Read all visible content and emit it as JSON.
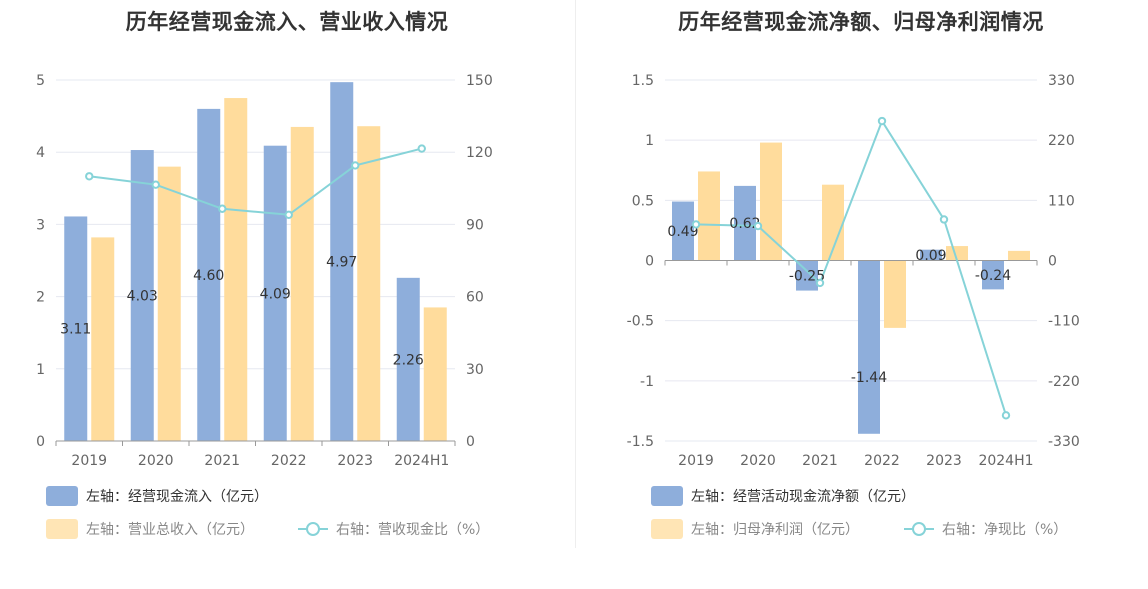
{
  "colors": {
    "bar_primary": "#8eaedb",
    "bar_secondary": "#ffdc9c",
    "line": "#86d3d8",
    "grid": "#e6e8f0",
    "axis": "#999999",
    "text_dark": "#333333",
    "text_muted": "#888888"
  },
  "chart_data": [
    {
      "type": "bar",
      "title": "历年经营现金流入、营业收入情况",
      "categories": [
        "2019",
        "2020",
        "2021",
        "2022",
        "2023",
        "2024H1"
      ],
      "y_left": {
        "ylim": [
          0,
          5
        ],
        "ticks": [
          "0",
          "1",
          "2",
          "3",
          "4",
          "5"
        ]
      },
      "y_right": {
        "ylim": [
          0,
          150
        ],
        "ticks": [
          "0",
          "30",
          "60",
          "90",
          "120",
          "150"
        ]
      },
      "series": [
        {
          "name": "左轴：经营现金流入（亿元）",
          "kind": "bar",
          "axis": "left",
          "values": [
            3.11,
            4.03,
            4.6,
            4.09,
            4.97,
            2.26
          ],
          "labels": [
            "3.11",
            "4.03",
            "4.60",
            "4.09",
            "4.97",
            "2.26"
          ]
        },
        {
          "name": "左轴：营业总收入（亿元）",
          "kind": "bar",
          "axis": "left",
          "values": [
            2.82,
            3.8,
            4.75,
            4.35,
            4.36,
            1.85
          ]
        },
        {
          "name": "右轴：营收现金比（%）",
          "kind": "line",
          "axis": "right",
          "values": [
            110,
            106.5,
            96.5,
            94,
            114.5,
            121.5
          ]
        }
      ]
    },
    {
      "type": "bar",
      "title": "历年经营现金流净额、归母净利润情况",
      "categories": [
        "2019",
        "2020",
        "2021",
        "2022",
        "2023",
        "2024H1"
      ],
      "y_left": {
        "ylim": [
          -1.5,
          1.5
        ],
        "ticks": [
          "1.5",
          "1",
          "0.5",
          "0",
          "-0.5",
          "-1",
          "-1.5"
        ]
      },
      "y_right": {
        "ylim": [
          -330,
          330
        ],
        "ticks": [
          "330",
          "220",
          "110",
          "0",
          "-110",
          "-220",
          "-330"
        ]
      },
      "series": [
        {
          "name": "左轴：经营活动现金流净额（亿元）",
          "kind": "bar",
          "axis": "left",
          "values": [
            0.49,
            0.62,
            -0.25,
            -1.44,
            0.09,
            -0.24
          ],
          "labels": [
            "0.49",
            "0.62",
            "-0.25",
            "-1.44",
            "0.09",
            "-0.24"
          ]
        },
        {
          "name": "左轴：归母净利润（亿元）",
          "kind": "bar",
          "axis": "left",
          "values": [
            0.74,
            0.98,
            0.63,
            -0.56,
            0.12,
            0.08
          ]
        },
        {
          "name": "右轴：净现比（%）",
          "kind": "line",
          "axis": "right",
          "values": [
            66,
            63,
            -41,
            255,
            75,
            -283
          ]
        }
      ]
    }
  ]
}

● **BRIEF**
Collect the complete line wherever the string "title" appears in the records.

● **EXPECTED OUTPUT**
      "title": "历年经营现金流入、营业收入情况",
      "title": "历年经营现金流净额、归母净利润情况",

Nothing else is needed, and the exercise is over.